Retype each line of the material exactly, please, skipping any picture in it.

====== Records for this task

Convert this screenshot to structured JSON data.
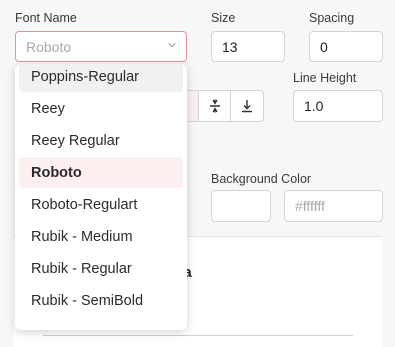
{
  "labels": {
    "font_name": "Font Name",
    "size": "Size",
    "spacing": "Spacing",
    "line_height": "Line Height",
    "background_color": "Background Color"
  },
  "font_select": {
    "value": "Roboto"
  },
  "size_input": {
    "value": "13"
  },
  "spacing_input": {
    "value": "0"
  },
  "line_height_input": {
    "value": "1.0"
  },
  "background_color_input": {
    "placeholder": "#ffffff"
  },
  "panel": {
    "title_fragment": "ata"
  },
  "font_options": [
    "Poppins-Regular",
    "Reey",
    "Reey Regular",
    "Roboto",
    "Roboto-Regulart",
    "Rubik - Medium",
    "Rubik - Regular",
    "Rubik - SemiBold"
  ],
  "selected_font": "Roboto",
  "colors": {
    "accent": "#e8909a",
    "selected_bg": "#fdeff0"
  },
  "icons": [
    "chevron-down-icon",
    "align-top-icon",
    "align-middle-icon",
    "align-bottom-icon"
  ]
}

============

Reply:
Convert this screenshot to structured JSON data.
{
  "labels": {
    "font_name": "Font Name",
    "size": "Size",
    "spacing": "Spacing",
    "line_height": "Line Height",
    "background_color": "Background Color"
  },
  "font_select": {
    "value": "Roboto"
  },
  "size_input": {
    "value": "13"
  },
  "spacing_input": {
    "value": "0"
  },
  "line_height_input": {
    "value": "1.0"
  },
  "background_color_input": {
    "placeholder": "#ffffff"
  },
  "panel": {
    "title_fragment": "ata"
  },
  "font_options": [
    "Poppins-Regular",
    "Reey",
    "Reey Regular",
    "Roboto",
    "Roboto-Regulart",
    "Rubik - Medium",
    "Rubik - Regular",
    "Rubik - SemiBold"
  ],
  "selected_font": "Roboto",
  "colors": {
    "accent": "#e8909a",
    "selected_bg": "#fdeff0"
  },
  "icons": [
    "chevron-down-icon",
    "align-top-icon",
    "align-middle-icon",
    "align-bottom-icon"
  ]
}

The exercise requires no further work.